> _Material supplied_:

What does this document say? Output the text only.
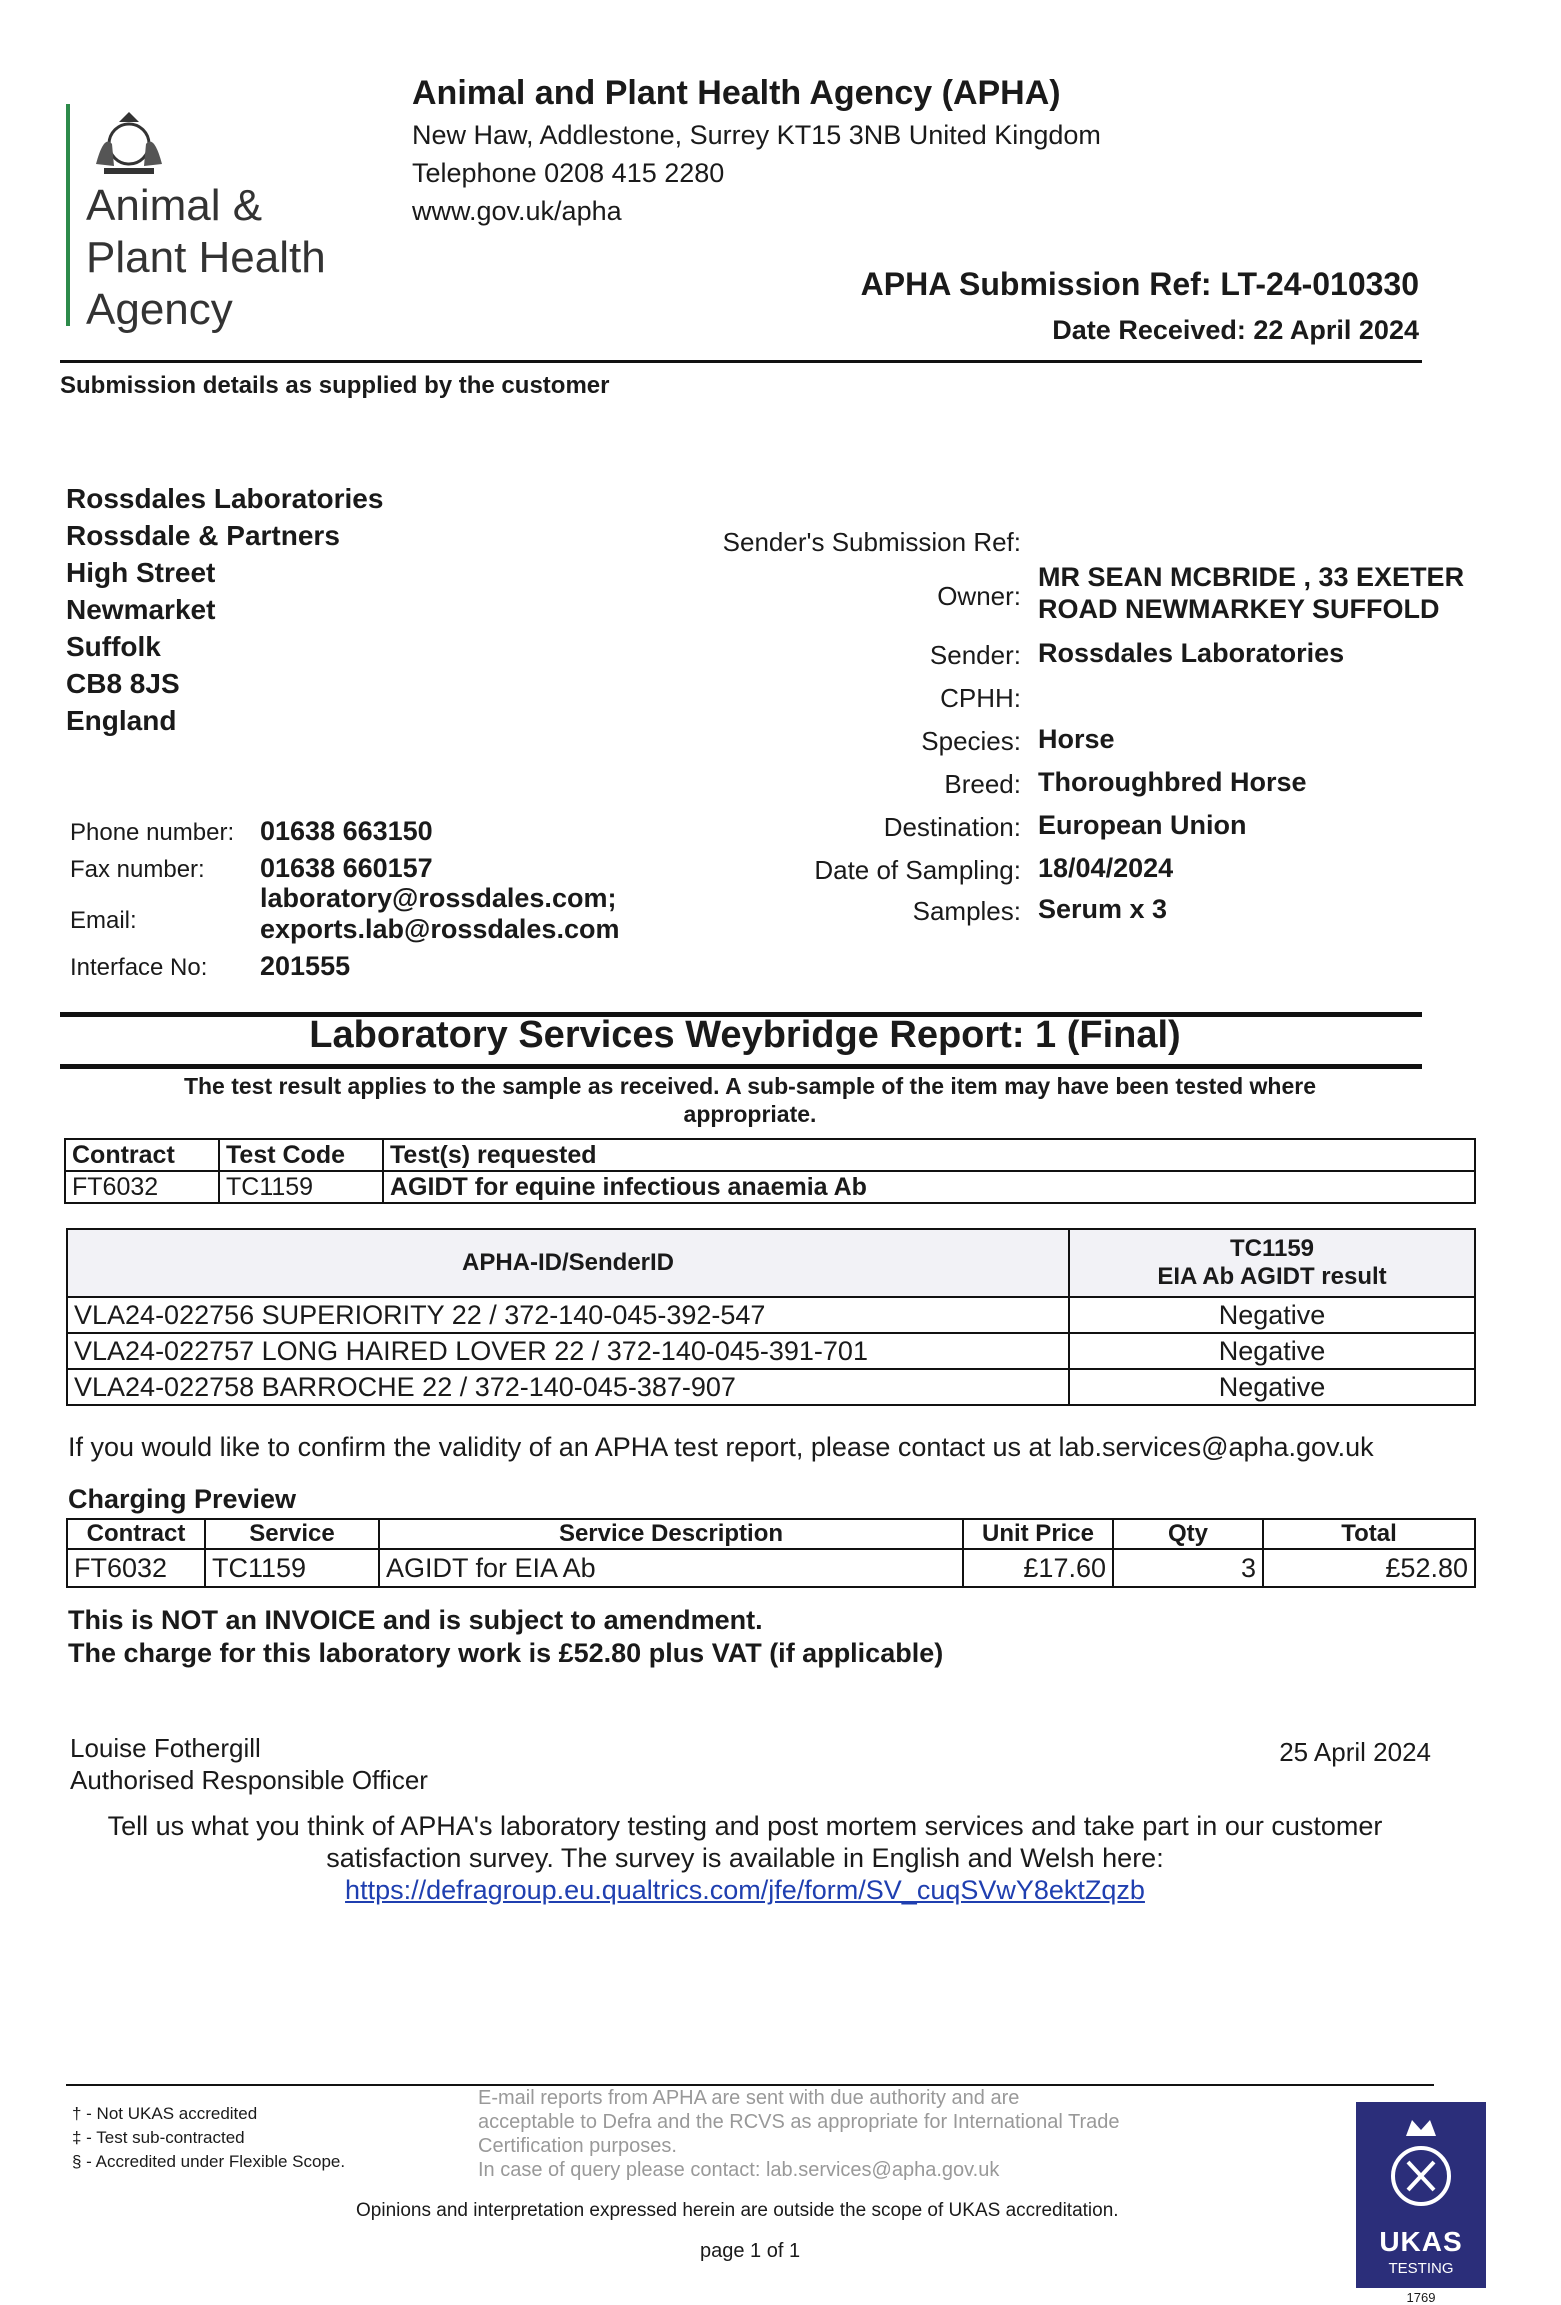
Animal &
Plant Health
Agency
Animal and Plant Health Agency (APHA)
New Haw, Addlestone, Surrey KT15 3NB United Kingdom
Telephone 0208 415 2280
www.gov.uk/apha
APHA Submission Ref: LT-24-010330
Date Received: 22 April 2024
Submission details as supplied by the customer
Rossdales Laboratories
Rossdale & Partners
High Street
Newmarket
Suffolk
CB8 8JS
England
Phone number: 01638 663150
Fax number: 01638 660157
Email:
laboratory@rossdales.com;
exports.lab@rossdales.com
Interface No: 201555
Sender's Submission Ref:
Owner:
MR SEAN MCBRIDE , 33 EXETER
ROAD NEWMARKEY SUFFOLD
Sender: Rossdales Laboratories
CPHH:
Species: Horse
Breed: Thoroughbred Horse
Destination: European Union
Date of Sampling: 18/04/2024
Samples: Serum x 3
Laboratory Services Weybridge Report: 1 (Final)
The test result applies to the sample as received. A sub-sample of the item may have been tested where appropriate.
Contract	Test Code	Test(s) requested
FT6032	TC1159	AGIDT for equine infectious anaemia Ab
APHA-ID/SenderID	TC1159
EIA Ab AGIDT result

VLA24-022756 SUPERIORITY 22 / 372-140-045-392-547	Negative
VLA24-022757 LONG HAIRED LOVER 22 / 372-140-045-391-701	Negative
VLA24-022758 BARROCHE 22 / 372-140-045-387-907	Negative
If you would like to confirm the validity of an APHA test report, please contact us at lab.services@apha.gov.uk
Charging Preview
Contract	Service	Service Description	Unit Price	Qty	Total
FT6032	TC1159	AGIDT for EIA Ab	£17.60	3	£52.80
This is NOT an INVOICE and is subject to amendment.
The charge for this laboratory work is £52.80 plus VAT (if applicable)
Louise Fothergill
Authorised Responsible Officer
25 April 2024
Tell us what you think of APHA's laboratory testing and post mortem services and take part in our customer satisfaction survey. The survey is available in English and Welsh here:
https://defragroup.eu.qualtrics.com/jfe/form/SV_cuqSVwY8ektZqzb
† - Not UKAS accredited
‡ - Test sub-contracted
§ - Accredited under Flexible Scope.
E-mail reports from APHA are sent with due authority and are
acceptable to Defra and the RCVS as appropriate for International Trade
Certification purposes.
In case of query please contact: lab.services@apha.gov.uk
Opinions and interpretation expressed herein are outside the scope of UKAS accreditation.
page 1 of 1	UKAS
TESTING
1769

> _Problem statement_:
Report how many lines in the listing above include the word "Plant". Give nothing but the number.

> _Answer for the task_:
2